Select the lines that hold the word "Preset" and copy each one.
========================================
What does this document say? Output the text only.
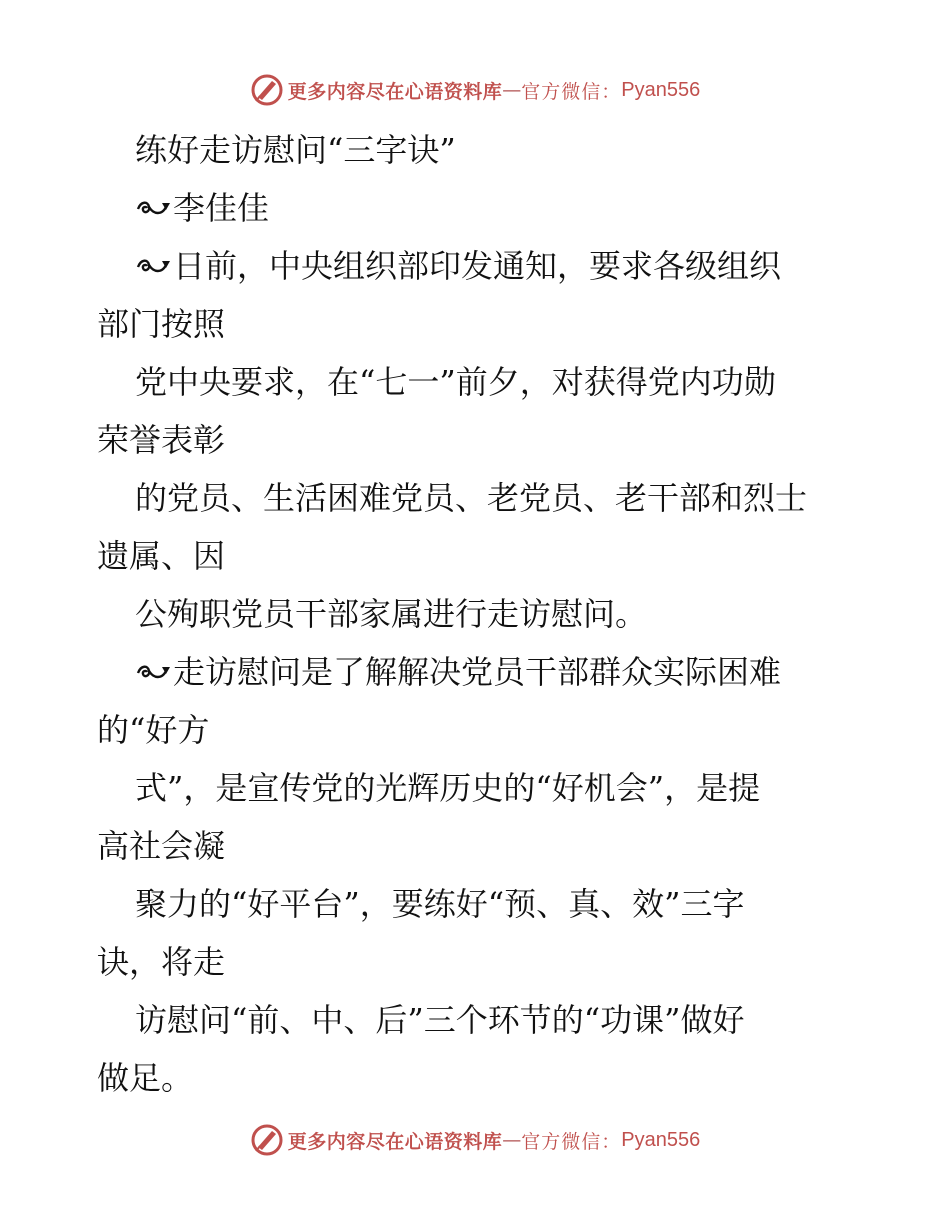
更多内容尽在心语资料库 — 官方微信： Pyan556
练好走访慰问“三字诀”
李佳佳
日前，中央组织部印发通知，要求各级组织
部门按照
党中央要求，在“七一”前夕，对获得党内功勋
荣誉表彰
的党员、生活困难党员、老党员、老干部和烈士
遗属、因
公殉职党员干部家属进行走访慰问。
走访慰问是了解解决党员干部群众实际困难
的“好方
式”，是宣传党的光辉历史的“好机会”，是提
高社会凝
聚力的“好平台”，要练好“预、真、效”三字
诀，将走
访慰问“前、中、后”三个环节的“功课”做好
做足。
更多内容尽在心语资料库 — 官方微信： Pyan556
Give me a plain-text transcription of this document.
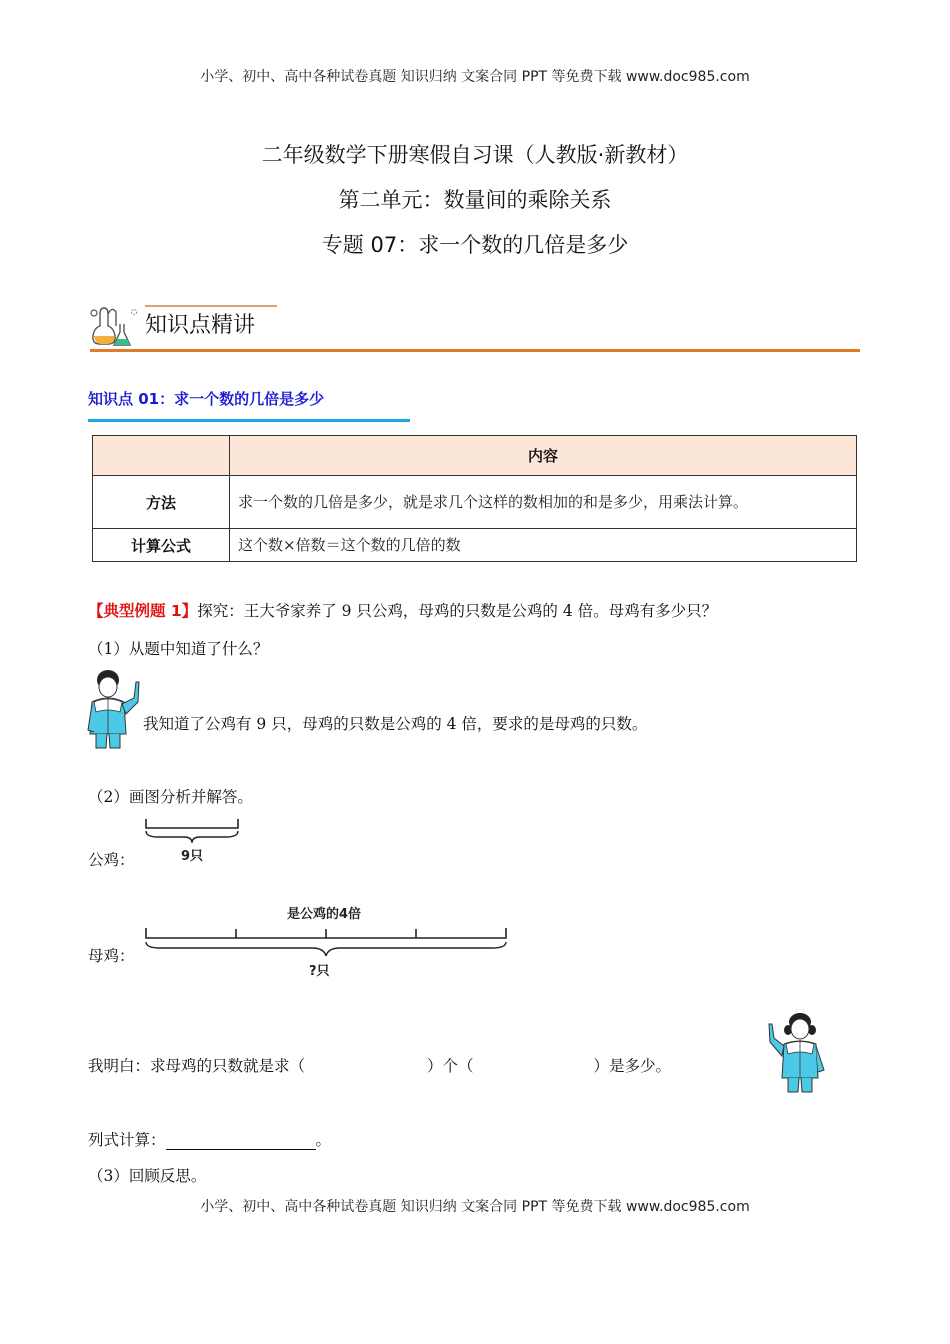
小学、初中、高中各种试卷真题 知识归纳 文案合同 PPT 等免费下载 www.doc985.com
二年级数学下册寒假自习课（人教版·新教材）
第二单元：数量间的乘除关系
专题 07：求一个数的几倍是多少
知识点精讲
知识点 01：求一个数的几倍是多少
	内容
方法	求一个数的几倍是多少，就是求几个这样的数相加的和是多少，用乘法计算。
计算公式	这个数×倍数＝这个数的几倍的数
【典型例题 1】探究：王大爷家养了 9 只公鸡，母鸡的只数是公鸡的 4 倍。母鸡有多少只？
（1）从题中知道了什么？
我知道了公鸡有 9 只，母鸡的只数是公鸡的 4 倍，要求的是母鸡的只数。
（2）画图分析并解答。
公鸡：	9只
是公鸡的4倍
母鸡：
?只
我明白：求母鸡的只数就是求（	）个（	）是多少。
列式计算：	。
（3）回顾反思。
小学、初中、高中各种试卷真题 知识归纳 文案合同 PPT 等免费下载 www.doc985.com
========================================
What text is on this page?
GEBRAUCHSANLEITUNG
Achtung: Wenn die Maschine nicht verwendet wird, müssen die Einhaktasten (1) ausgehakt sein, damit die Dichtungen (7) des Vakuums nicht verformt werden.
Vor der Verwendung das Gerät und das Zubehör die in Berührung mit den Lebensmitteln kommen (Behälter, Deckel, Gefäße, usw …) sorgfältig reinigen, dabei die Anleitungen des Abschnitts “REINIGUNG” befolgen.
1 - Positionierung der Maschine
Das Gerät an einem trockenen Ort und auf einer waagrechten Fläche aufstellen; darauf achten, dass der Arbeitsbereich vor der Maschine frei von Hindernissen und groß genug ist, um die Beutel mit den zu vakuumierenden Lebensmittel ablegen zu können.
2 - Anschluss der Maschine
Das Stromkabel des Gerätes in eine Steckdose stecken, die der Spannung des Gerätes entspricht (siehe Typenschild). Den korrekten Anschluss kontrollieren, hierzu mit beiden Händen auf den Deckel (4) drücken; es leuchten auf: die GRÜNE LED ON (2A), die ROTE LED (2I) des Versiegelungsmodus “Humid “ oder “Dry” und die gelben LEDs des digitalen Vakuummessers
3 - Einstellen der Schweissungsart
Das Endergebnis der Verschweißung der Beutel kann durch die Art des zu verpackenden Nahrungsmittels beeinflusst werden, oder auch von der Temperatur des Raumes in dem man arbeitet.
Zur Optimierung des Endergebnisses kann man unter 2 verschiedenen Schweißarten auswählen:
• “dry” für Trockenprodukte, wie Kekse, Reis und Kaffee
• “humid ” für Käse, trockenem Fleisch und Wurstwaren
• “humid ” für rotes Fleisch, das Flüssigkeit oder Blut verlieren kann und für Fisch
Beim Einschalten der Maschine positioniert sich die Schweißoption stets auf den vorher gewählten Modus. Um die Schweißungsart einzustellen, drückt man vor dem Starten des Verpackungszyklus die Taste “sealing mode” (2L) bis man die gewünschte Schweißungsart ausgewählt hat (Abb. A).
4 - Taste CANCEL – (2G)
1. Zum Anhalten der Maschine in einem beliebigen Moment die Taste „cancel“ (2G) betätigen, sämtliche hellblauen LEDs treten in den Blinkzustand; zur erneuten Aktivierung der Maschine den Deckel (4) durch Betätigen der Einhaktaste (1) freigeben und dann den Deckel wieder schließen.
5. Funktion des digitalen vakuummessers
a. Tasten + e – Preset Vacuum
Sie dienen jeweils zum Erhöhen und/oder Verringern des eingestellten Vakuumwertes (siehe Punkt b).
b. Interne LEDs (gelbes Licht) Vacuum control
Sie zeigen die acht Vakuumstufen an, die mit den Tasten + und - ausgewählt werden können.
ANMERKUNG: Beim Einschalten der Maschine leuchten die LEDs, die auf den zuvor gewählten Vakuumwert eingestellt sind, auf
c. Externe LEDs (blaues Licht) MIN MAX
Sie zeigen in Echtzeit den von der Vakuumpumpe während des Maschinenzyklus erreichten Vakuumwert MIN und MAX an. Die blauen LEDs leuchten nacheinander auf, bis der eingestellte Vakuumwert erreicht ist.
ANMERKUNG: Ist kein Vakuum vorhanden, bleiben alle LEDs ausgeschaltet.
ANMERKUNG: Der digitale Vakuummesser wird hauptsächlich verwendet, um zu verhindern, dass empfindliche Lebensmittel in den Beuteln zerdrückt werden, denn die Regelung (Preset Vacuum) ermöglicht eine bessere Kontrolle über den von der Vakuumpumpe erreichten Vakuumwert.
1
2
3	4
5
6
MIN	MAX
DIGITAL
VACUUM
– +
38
========================================
RESPONSE TO THE TASK
a. Tasten + e – Preset Vacuum
ANMERKUNG: Der digitale Vakuummesser wird hauptsächlich verwendet, um zu verhindern, dass empfindliche Lebensmittel in den Beuteln zerdrückt werden, denn die Regelung (Preset Vacuum) ermöglicht eine bessere Kontrolle über den von der Vakuumpumpe erreichten Vakuumwert.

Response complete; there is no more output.